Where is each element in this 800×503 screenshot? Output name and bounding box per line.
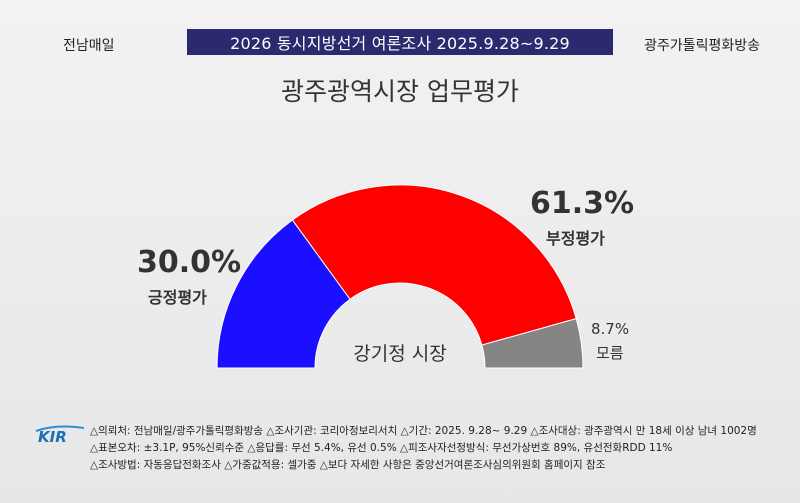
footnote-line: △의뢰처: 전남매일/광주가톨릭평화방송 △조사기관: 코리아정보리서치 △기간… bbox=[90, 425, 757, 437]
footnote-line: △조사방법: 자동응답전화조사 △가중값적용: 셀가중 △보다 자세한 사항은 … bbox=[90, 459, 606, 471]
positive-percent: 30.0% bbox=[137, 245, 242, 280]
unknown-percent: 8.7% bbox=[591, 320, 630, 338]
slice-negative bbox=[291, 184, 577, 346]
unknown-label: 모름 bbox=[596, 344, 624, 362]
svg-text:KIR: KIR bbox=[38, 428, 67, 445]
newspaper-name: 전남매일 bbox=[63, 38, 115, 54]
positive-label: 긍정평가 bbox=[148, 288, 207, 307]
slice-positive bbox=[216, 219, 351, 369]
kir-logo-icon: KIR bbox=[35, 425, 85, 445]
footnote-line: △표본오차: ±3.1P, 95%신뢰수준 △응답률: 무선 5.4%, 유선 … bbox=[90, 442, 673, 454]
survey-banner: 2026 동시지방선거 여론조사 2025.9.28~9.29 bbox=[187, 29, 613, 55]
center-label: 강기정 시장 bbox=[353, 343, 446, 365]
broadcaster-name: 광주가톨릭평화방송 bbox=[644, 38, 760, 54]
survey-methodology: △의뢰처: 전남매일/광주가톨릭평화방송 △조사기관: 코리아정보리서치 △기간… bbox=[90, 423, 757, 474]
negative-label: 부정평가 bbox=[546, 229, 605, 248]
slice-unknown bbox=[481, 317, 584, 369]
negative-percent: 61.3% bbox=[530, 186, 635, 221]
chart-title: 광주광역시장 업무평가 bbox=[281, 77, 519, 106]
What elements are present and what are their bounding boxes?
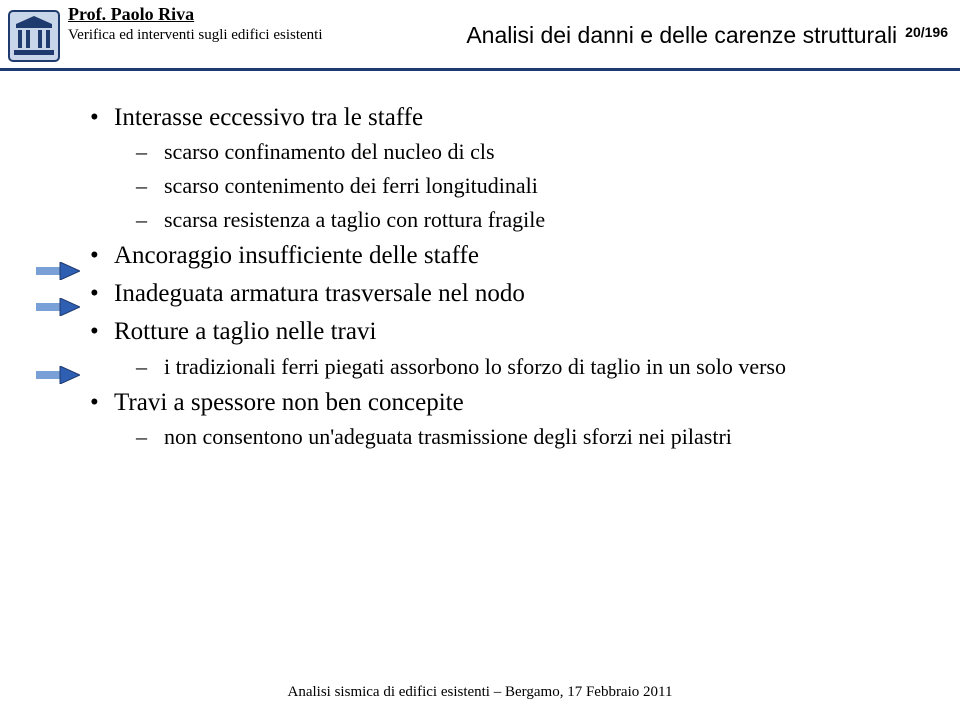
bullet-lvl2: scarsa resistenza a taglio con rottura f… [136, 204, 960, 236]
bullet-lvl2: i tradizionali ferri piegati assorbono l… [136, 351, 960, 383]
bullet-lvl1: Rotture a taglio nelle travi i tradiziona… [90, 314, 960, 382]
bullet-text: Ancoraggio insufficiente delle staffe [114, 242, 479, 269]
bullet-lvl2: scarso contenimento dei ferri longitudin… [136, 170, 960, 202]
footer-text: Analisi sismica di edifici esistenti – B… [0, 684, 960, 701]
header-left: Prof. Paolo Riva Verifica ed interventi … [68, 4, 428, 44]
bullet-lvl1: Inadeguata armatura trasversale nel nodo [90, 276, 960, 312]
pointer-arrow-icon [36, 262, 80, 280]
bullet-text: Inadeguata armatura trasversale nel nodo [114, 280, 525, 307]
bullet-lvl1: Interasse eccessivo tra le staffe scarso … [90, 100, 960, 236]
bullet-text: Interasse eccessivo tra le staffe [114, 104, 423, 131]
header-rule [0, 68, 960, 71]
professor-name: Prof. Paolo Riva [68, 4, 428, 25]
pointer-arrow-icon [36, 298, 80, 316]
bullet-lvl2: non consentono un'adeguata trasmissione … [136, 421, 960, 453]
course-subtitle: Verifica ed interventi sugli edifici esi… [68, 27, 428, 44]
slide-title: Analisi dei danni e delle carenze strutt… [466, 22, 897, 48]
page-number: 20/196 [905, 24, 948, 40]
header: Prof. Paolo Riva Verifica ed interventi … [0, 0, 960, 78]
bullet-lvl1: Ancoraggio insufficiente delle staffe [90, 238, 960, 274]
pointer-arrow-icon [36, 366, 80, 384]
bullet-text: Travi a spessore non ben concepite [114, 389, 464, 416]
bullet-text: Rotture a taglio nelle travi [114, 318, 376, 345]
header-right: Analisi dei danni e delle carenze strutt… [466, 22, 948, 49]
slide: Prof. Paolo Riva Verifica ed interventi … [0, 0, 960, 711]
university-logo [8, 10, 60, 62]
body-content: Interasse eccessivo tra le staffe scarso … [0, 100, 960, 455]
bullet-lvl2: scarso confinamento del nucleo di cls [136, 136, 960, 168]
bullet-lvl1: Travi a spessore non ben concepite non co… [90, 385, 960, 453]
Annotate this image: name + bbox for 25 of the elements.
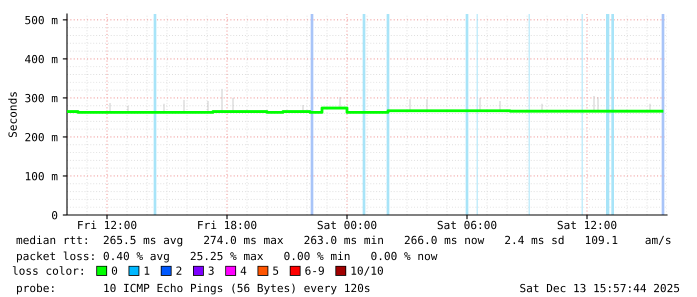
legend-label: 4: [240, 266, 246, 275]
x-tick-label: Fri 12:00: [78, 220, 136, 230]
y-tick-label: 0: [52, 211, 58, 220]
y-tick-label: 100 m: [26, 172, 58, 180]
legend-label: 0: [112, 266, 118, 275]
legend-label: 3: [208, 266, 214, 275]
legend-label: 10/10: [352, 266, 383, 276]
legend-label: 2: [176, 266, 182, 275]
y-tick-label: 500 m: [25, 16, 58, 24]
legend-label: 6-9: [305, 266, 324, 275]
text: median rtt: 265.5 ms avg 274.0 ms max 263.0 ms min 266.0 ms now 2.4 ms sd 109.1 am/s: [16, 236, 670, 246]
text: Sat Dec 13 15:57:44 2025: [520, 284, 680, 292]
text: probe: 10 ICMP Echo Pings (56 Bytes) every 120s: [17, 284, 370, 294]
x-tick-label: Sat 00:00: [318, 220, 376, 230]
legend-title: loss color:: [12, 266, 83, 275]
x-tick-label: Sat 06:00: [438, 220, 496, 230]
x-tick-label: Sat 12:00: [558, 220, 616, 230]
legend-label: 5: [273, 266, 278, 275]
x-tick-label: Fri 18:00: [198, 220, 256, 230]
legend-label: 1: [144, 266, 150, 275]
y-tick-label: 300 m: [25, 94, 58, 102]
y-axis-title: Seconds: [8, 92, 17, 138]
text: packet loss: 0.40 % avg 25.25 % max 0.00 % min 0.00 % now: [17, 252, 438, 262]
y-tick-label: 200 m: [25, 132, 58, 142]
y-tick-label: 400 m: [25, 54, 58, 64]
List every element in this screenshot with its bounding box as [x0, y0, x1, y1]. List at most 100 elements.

......

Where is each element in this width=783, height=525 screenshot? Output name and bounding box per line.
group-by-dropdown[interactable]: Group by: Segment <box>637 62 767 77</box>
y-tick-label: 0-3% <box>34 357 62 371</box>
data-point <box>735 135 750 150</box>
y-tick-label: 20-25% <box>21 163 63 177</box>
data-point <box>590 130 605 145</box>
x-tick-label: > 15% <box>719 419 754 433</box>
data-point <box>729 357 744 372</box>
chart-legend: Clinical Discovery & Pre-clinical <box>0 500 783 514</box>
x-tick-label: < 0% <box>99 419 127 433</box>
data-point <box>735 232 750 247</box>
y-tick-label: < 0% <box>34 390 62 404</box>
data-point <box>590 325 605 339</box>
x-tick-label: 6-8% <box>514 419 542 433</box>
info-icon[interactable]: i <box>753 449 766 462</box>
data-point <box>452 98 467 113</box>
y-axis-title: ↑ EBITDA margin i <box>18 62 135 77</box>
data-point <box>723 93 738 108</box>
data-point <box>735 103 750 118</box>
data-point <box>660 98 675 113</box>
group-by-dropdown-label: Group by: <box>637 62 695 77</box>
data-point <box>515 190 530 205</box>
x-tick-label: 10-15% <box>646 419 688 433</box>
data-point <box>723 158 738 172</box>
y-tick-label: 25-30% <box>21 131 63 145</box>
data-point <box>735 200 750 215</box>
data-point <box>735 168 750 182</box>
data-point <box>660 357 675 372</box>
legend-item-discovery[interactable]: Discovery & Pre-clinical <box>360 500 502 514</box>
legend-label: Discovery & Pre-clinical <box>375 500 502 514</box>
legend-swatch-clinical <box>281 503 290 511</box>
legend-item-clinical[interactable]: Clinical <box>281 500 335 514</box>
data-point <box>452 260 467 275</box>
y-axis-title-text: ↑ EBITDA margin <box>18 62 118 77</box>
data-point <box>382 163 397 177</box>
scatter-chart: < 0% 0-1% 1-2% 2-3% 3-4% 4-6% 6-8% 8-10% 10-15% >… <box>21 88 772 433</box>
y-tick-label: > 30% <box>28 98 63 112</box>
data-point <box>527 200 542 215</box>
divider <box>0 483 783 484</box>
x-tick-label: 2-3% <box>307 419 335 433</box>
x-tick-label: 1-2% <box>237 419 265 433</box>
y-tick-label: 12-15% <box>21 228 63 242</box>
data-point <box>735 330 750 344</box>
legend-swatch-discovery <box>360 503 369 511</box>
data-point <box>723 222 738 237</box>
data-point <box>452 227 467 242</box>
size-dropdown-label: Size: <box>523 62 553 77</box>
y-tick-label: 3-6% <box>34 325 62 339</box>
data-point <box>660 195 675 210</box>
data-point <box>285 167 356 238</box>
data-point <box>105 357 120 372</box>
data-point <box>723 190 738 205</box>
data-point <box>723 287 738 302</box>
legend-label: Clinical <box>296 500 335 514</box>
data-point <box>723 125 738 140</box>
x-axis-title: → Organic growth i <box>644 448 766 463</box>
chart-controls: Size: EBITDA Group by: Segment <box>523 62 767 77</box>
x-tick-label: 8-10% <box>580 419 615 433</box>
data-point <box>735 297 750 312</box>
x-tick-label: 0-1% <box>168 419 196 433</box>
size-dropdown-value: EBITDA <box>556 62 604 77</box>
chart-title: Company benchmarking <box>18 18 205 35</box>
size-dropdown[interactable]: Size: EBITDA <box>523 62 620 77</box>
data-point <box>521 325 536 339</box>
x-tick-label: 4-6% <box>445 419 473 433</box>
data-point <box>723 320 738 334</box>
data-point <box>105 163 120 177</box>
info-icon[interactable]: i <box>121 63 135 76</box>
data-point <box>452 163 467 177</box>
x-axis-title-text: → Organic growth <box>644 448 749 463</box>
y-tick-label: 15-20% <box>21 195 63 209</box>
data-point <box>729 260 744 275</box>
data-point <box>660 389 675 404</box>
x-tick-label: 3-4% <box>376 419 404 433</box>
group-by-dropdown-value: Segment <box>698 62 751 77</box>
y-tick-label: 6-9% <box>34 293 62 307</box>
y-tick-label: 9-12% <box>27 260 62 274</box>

......

Aim — Reproduce the listing verbatim from the line containing "footnote-line: △의뢰처: 전남매일/광주가톨릭평화방송" through the line containing "What elements are", including both of those lines.

Answer to the task —
footnote-line: △의뢰처: 전남매일/광주가톨릭평화방송 △조사기관: 코리아정보리서치 △기간… bbox=[90, 425, 757, 437]
footnote-line: △조사방법: 자동응답전화조사 △가중값적용: 셀가중 △보다 자세한 사항은 … bbox=[90, 459, 606, 471]
positive-percent: 30.0% bbox=[137, 245, 242, 280]
unknown-percent: 8.7% bbox=[591, 320, 630, 338]
slice-negative bbox=[291, 184, 577, 346]
unknown-label: 모름 bbox=[596, 344, 624, 362]
svg-text:KIR: KIR bbox=[38, 428, 67, 445]
newspaper-name: 전남매일 bbox=[63, 38, 115, 54]
positive-label: 긍정평가 bbox=[148, 288, 207, 307]
slice-positive bbox=[216, 219, 351, 369]
kir-logo-icon: KIR bbox=[35, 425, 85, 445]
footnote-line: △표본오차: ±3.1P, 95%신뢰수준 △응답률: 무선 5.4%, 유선 … bbox=[90, 442, 673, 454]
survey-banner: 2026 동시지방선거 여론조사 2025.9.28~9.29 bbox=[187, 29, 613, 55]
center-label: 강기정 시장 bbox=[353, 343, 446, 365]
broadcaster-name: 광주가톨릭평화방송 bbox=[644, 38, 760, 54]
survey-methodology: △의뢰처: 전남매일/광주가톨릭평화방송 △조사기관: 코리아정보리서치 △기간… bbox=[90, 423, 757, 474]
negative-label: 부정평가 bbox=[546, 229, 605, 248]
slice-unknown bbox=[481, 317, 584, 369]
negative-percent: 61.3% bbox=[530, 186, 635, 221]
chart-title: 광주광역시장 업무평가 bbox=[281, 77, 519, 106]
What elements are present and what are their bounding boxes?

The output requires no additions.